── Dataset extract

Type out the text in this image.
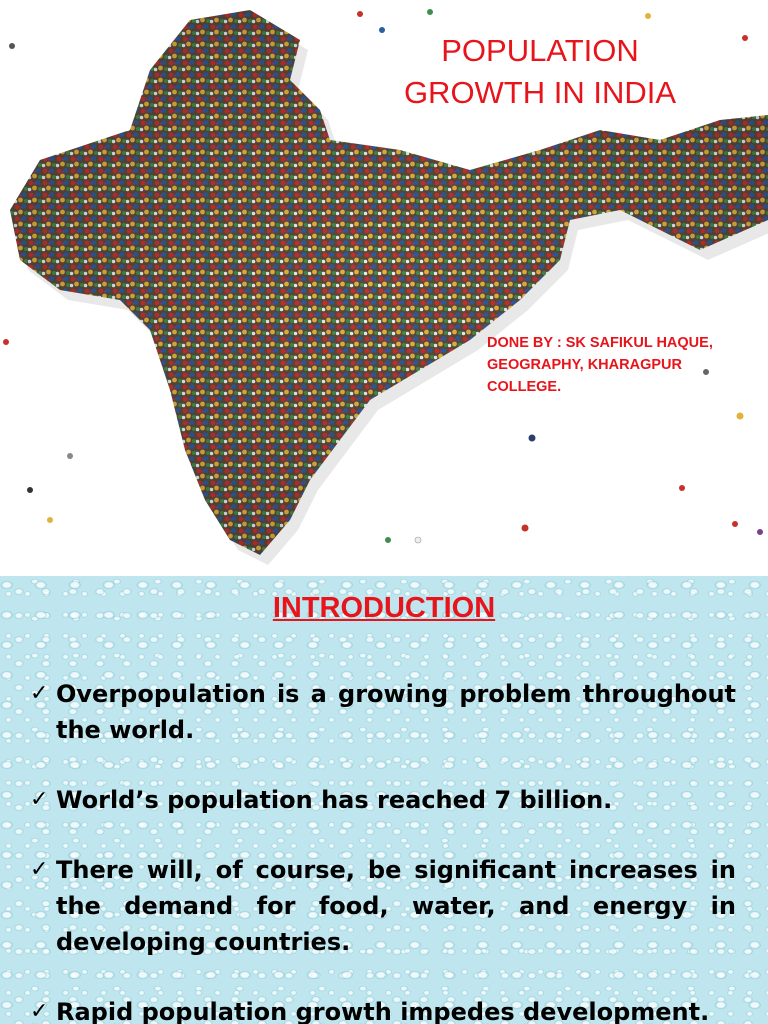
POPULATION
GROWTH IN INDIA
DONE BY : SK SAFIKUL HAQUE,
GEOGRAPHY, KHARAGPUR
COLLEGE.
INTRODUCTION
✓ Overpopulation is a growing problem throughout the world.
✓ World’s population has reached 7 billion.
✓ There will, of course, be significant increases in the demand for food, water, and energy in developing countries.
✓ Rapid population growth impedes development.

────

_Stated goal:_ Set down the lines of the records above exactly, apart from the pictures.

_Correct output:_
Type out the text in this image.
POPULATION
GROWTH IN INDIA
DONE BY : SK SAFIKUL HAQUE,
GEOGRAPHY, KHARAGPUR
COLLEGE.
INTRODUCTION
✓ Overpopulation is a growing problem throughout the world.
✓ World’s population has reached 7 billion.
✓ There will, of course, be significant increases in the demand for food, water, and energy in developing countries.
✓ Rapid population growth impedes development.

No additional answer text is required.